STATED EXERCISE:
Copy every line with the string "current" in it.

Collected data entries:
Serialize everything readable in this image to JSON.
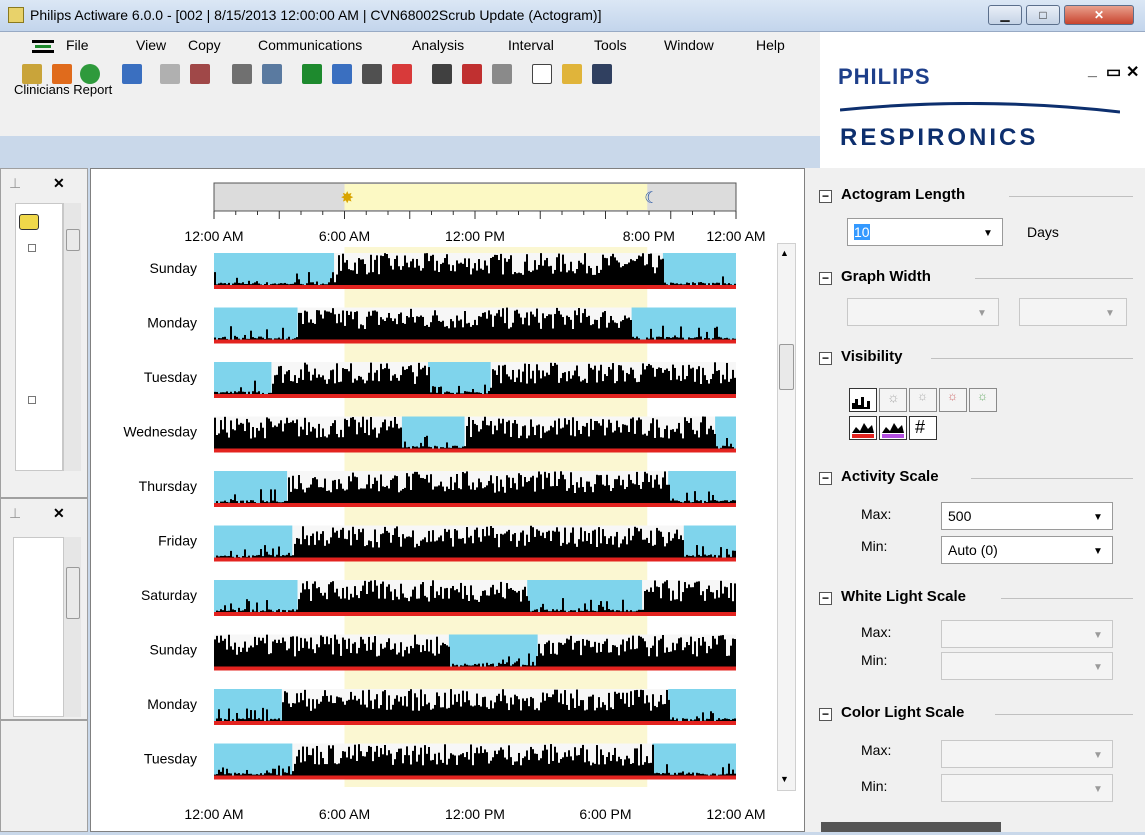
{
  "window": {
    "title": "Philips Actiware 6.0.0 - [002 | 8/15/2013 12:00:00 AM | CVN68002Scrub Update (Actogram)]"
  },
  "menu": [
    "File",
    "View",
    "Copy",
    "Communications",
    "Analysis",
    "Interval",
    "Tools",
    "Window",
    "Help"
  ],
  "toolbar_label": "Clinicians Report",
  "brand": {
    "top": "PHILIPS",
    "bottom": "RESPIRONICS"
  },
  "left": {
    "pin": "⊥",
    "close": "✕"
  },
  "chart": {
    "top_axis": [
      "12:00 AM",
      "6:00 AM",
      "12:00 PM",
      "8:00 PM",
      "12:00 AM"
    ],
    "bottom_axis": [
      "12:00 AM",
      "6:00 AM",
      "12:00 PM",
      "6:00 PM",
      "12:00 AM"
    ],
    "days": [
      "Sunday",
      "Monday",
      "Tuesday",
      "Wednesday",
      "Thursday",
      "Friday",
      "Saturday",
      "Sunday",
      "Monday",
      "Tuesday"
    ]
  },
  "right": {
    "actogram_length": {
      "title": "Actogram Length",
      "value": "10",
      "unit": "Days"
    },
    "graph_width": {
      "title": "Graph Width"
    },
    "visibility": {
      "title": "Visibility"
    },
    "activity_scale": {
      "title": "Activity Scale",
      "max_label": "Max:",
      "max_value": "500",
      "min_label": "Min:",
      "min_value": "Auto (0)"
    },
    "white_light_scale": {
      "title": "White Light Scale",
      "max_label": "Max:",
      "min_label": "Min:"
    },
    "color_light_scale": {
      "title": "Color Light Scale",
      "max_label": "Max:",
      "min_label": "Min:"
    }
  },
  "colors": {
    "sky": "#7fd4ec",
    "activity": "#000000",
    "offwrist": "#e3231f",
    "day_band": "#fbf7d2"
  }
}
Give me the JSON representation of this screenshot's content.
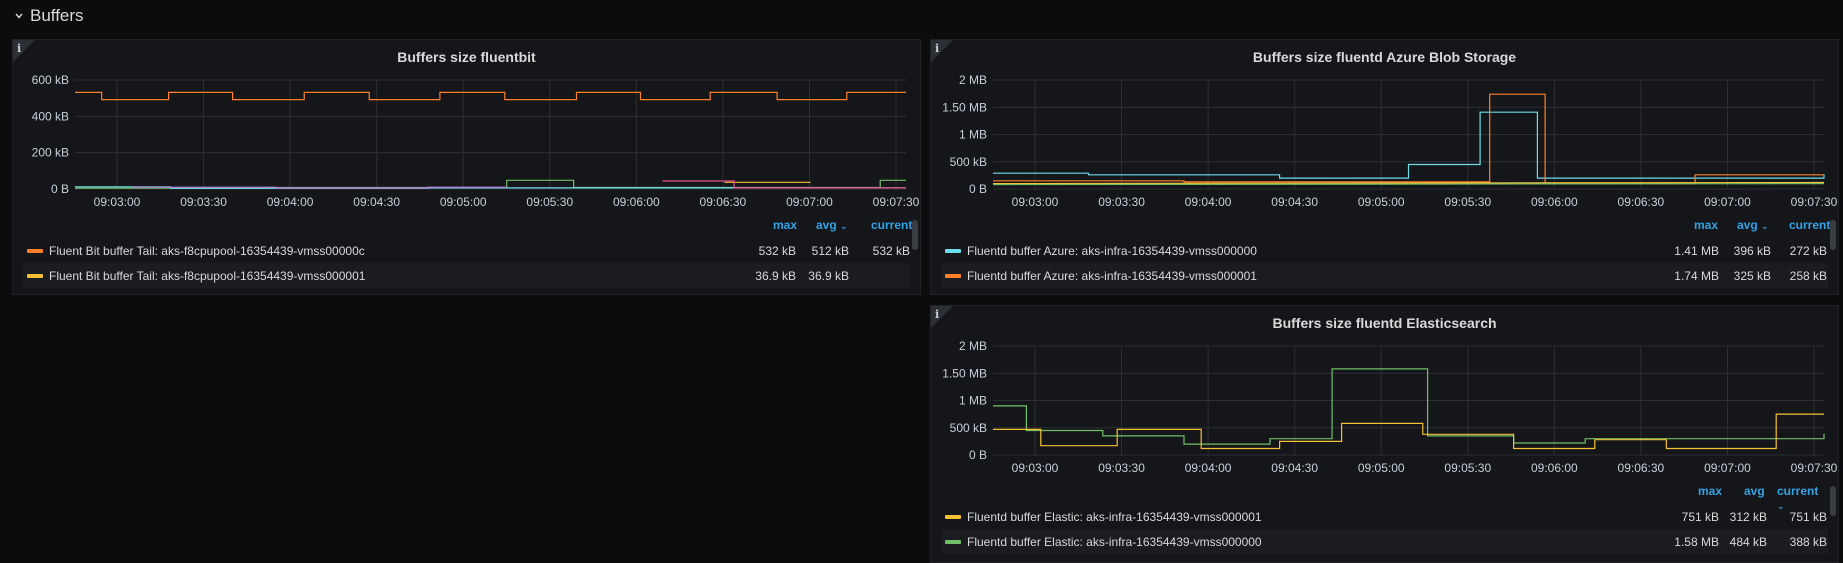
{
  "row": {
    "title": "Buffers"
  },
  "sortIndicator": "⌄",
  "colors": {
    "orange": "#ff7f2a",
    "yellow": "#f5c034",
    "cyan": "#6fdcec",
    "green": "#73bf69",
    "purple": "#b877d9",
    "pink": "#e8528e",
    "blue": "#5794f2"
  },
  "panels": [
    {
      "id": "fluentbit",
      "title": "Buffers size fluentbit",
      "legend": {
        "headers": {
          "max": "max",
          "avg": "avg",
          "current": "current"
        },
        "rows": [
          {
            "name": "Fluent Bit buffer Tail: aks-f8cpupool-16354439-vmss00000c",
            "color": "#ff7f2a",
            "max": "532 kB",
            "avg": "512 kB",
            "current": "532 kB"
          },
          {
            "name": "Fluent Bit buffer Tail: aks-f8cpupool-16354439-vmss000001",
            "color": "#f5c034",
            "max": "36.9 kB",
            "avg": "36.9 kB",
            "current": ""
          }
        ]
      },
      "chart_data": {
        "type": "line",
        "title": "Buffers size fluentbit",
        "x": [
          "09:03:00",
          "09:03:30",
          "09:04:00",
          "09:04:30",
          "09:05:00",
          "09:05:30",
          "09:06:00",
          "09:06:30",
          "09:07:00",
          "09:07:30"
        ],
        "yticks": [
          "0 B",
          "200 kB",
          "400 kB",
          "600 kB"
        ],
        "ylim": [
          0,
          600
        ],
        "yunit": "kB",
        "xlim": [
          "09:02:40",
          "09:07:40"
        ],
        "grid": true,
        "series": [
          {
            "name": "Fluent Bit buffer Tail: aks-f8cpupool-16354439-vmss00000c",
            "color": "#ff7f2a",
            "points": [
              [
                0,
                532
              ],
              [
                28,
                532
              ],
              [
                28,
                492
              ],
              [
                98,
                492
              ],
              [
                98,
                532
              ],
              [
                165,
                532
              ],
              [
                165,
                492
              ],
              [
                240,
                492
              ],
              [
                240,
                532
              ],
              [
                308,
                532
              ],
              [
                308,
                492
              ],
              [
                382,
                492
              ],
              [
                382,
                532
              ],
              [
                450,
                532
              ],
              [
                450,
                492
              ],
              [
                525,
                492
              ],
              [
                525,
                532
              ],
              [
                592,
                532
              ],
              [
                592,
                492
              ],
              [
                665,
                492
              ],
              [
                665,
                532
              ],
              [
                735,
                532
              ],
              [
                735,
                492
              ],
              [
                808,
                492
              ],
              [
                808,
                532
              ],
              [
                870,
                532
              ]
            ]
          },
          {
            "name": "green",
            "color": "#73bf69",
            "points": [
              [
                0,
                5
              ],
              [
                200,
                5
              ],
              [
                200,
                8
              ],
              [
                452,
                8
              ],
              [
                452,
                48
              ],
              [
                522,
                48
              ],
              [
                522,
                8
              ],
              [
                843,
                8
              ],
              [
                843,
                48
              ],
              [
                870,
                48
              ]
            ]
          },
          {
            "name": "cyan",
            "color": "#6fdcec",
            "points": [
              [
                0,
                12
              ],
              [
                100,
                12
              ],
              [
                100,
                4
              ],
              [
                370,
                4
              ],
              [
                370,
                6
              ],
              [
                870,
                6
              ]
            ]
          },
          {
            "name": "purple",
            "color": "#b877d9",
            "points": [
              [
                60,
                10
              ],
              [
                210,
                10
              ],
              [
                210,
                6
              ],
              [
                370,
                6
              ],
              [
                370,
                10
              ],
              [
                452,
                10
              ]
            ]
          },
          {
            "name": "Fluent Bit buffer Tail: aks-f8cpupool-16354439-vmss000001",
            "color": "#f5c034",
            "points": [
              [
                680,
                36.9
              ],
              [
                770,
                36.9
              ]
            ]
          },
          {
            "name": "pink",
            "color": "#e8528e",
            "points": [
              [
                615,
                44
              ],
              [
                690,
                44
              ],
              [
                690,
                6
              ],
              [
                870,
                6
              ]
            ]
          }
        ]
      }
    },
    {
      "id": "azure",
      "title": "Buffers size fluentd Azure Blob Storage",
      "legend": {
        "headers": {
          "max": "max",
          "avg": "avg",
          "current": "current"
        },
        "rows": [
          {
            "name": "Fluentd buffer Azure: aks-infra-16354439-vmss000000",
            "color": "#6fdcec",
            "max": "1.41 MB",
            "avg": "396 kB",
            "current": "272 kB"
          },
          {
            "name": "Fluentd buffer Azure: aks-infra-16354439-vmss000001",
            "color": "#ff7f2a",
            "max": "1.74 MB",
            "avg": "325 kB",
            "current": "258 kB"
          }
        ]
      },
      "chart_data": {
        "type": "line",
        "title": "Buffers size fluentd Azure Blob Storage",
        "x": [
          "09:03:00",
          "09:03:30",
          "09:04:00",
          "09:04:30",
          "09:05:00",
          "09:05:30",
          "09:06:00",
          "09:06:30",
          "09:07:00",
          "09:07:30"
        ],
        "yticks": [
          "0 B",
          "500 kB",
          "1 MB",
          "1.50 MB",
          "2 MB"
        ],
        "ylim": [
          0,
          2
        ],
        "yunit": "MB",
        "grid": true,
        "series": [
          {
            "name": "Fluentd buffer Azure: aks-infra-16354439-vmss000000",
            "color": "#6fdcec",
            "points": [
              [
                0,
                0.29
              ],
              [
                100,
                0.29
              ],
              [
                100,
                0.26
              ],
              [
                300,
                0.26
              ],
              [
                300,
                0.2
              ],
              [
                435,
                0.2
              ],
              [
                435,
                0.45
              ],
              [
                510,
                0.45
              ],
              [
                510,
                1.41
              ],
              [
                570,
                1.41
              ],
              [
                570,
                0.2
              ],
              [
                870,
                0.2
              ],
              [
                870,
                0.27
              ]
            ]
          },
          {
            "name": "Fluentd buffer Azure: aks-infra-16354439-vmss000001",
            "color": "#ff7f2a",
            "points": [
              [
                0,
                0.15
              ],
              [
                200,
                0.15
              ],
              [
                200,
                0.13
              ],
              [
                520,
                0.13
              ],
              [
                520,
                1.74
              ],
              [
                578,
                1.74
              ],
              [
                578,
                0.1
              ],
              [
                735,
                0.1
              ],
              [
                735,
                0.26
              ],
              [
                870,
                0.26
              ]
            ]
          },
          {
            "name": "yellow",
            "color": "#f5c034",
            "points": [
              [
                0,
                0.1
              ],
              [
                870,
                0.12
              ]
            ]
          },
          {
            "name": "green",
            "color": "#73bf69",
            "points": [
              [
                0,
                0.08
              ],
              [
                870,
                0.1
              ]
            ]
          }
        ]
      }
    },
    {
      "id": "elastic",
      "title": "Buffers size fluentd Elasticsearch",
      "legend": {
        "headers": {
          "max": "max",
          "avg": "avg",
          "current": "current"
        },
        "rows": [
          {
            "name": "Fluentd buffer Elastic: aks-infra-16354439-vmss000001",
            "color": "#f5c034",
            "max": "751 kB",
            "avg": "312 kB",
            "current": "751 kB"
          },
          {
            "name": "Fluentd buffer Elastic: aks-infra-16354439-vmss000000",
            "color": "#73bf69",
            "max": "1.58 MB",
            "avg": "484 kB",
            "current": "388 kB"
          }
        ]
      },
      "chart_data": {
        "type": "line",
        "title": "Buffers size fluentd Elasticsearch",
        "x": [
          "09:03:00",
          "09:03:30",
          "09:04:00",
          "09:04:30",
          "09:05:00",
          "09:05:30",
          "09:06:00",
          "09:06:30",
          "09:07:00",
          "09:07:30"
        ],
        "yticks": [
          "0 B",
          "500 kB",
          "1 MB",
          "1.50 MB",
          "2 MB"
        ],
        "ylim": [
          0,
          2
        ],
        "yunit": "MB",
        "grid": true,
        "series": [
          {
            "name": "Fluentd buffer Elastic: aks-infra-16354439-vmss000000",
            "color": "#73bf69",
            "points": [
              [
                0,
                0.9
              ],
              [
                35,
                0.9
              ],
              [
                35,
                0.45
              ],
              [
                115,
                0.45
              ],
              [
                115,
                0.35
              ],
              [
                200,
                0.35
              ],
              [
                200,
                0.2
              ],
              [
                290,
                0.2
              ],
              [
                290,
                0.3
              ],
              [
                355,
                0.3
              ],
              [
                355,
                1.58
              ],
              [
                455,
                1.58
              ],
              [
                455,
                0.35
              ],
              [
                545,
                0.35
              ],
              [
                545,
                0.22
              ],
              [
                620,
                0.22
              ],
              [
                620,
                0.3
              ],
              [
                870,
                0.3
              ],
              [
                870,
                0.39
              ]
            ]
          },
          {
            "name": "Fluentd buffer Elastic: aks-infra-16354439-vmss000001",
            "color": "#f5c034",
            "points": [
              [
                0,
                0.47
              ],
              [
                50,
                0.47
              ],
              [
                50,
                0.17
              ],
              [
                130,
                0.17
              ],
              [
                130,
                0.47
              ],
              [
                218,
                0.47
              ],
              [
                218,
                0.12
              ],
              [
                300,
                0.12
              ],
              [
                300,
                0.25
              ],
              [
                365,
                0.25
              ],
              [
                365,
                0.58
              ],
              [
                450,
                0.58
              ],
              [
                450,
                0.38
              ],
              [
                545,
                0.38
              ],
              [
                545,
                0.12
              ],
              [
                630,
                0.12
              ],
              [
                630,
                0.28
              ],
              [
                705,
                0.28
              ],
              [
                705,
                0.12
              ],
              [
                820,
                0.12
              ],
              [
                820,
                0.75
              ],
              [
                870,
                0.75
              ]
            ]
          }
        ]
      }
    }
  ]
}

RESULT FOR THIS TASK:
          "current": "current"
            "current": "532 kB"
            "current": ""
          "current": "current"
            "current": "272 kB"
            "current": "258 kB"
          "current": "current"
            "current": "751 kB"
            "current": "388 kB"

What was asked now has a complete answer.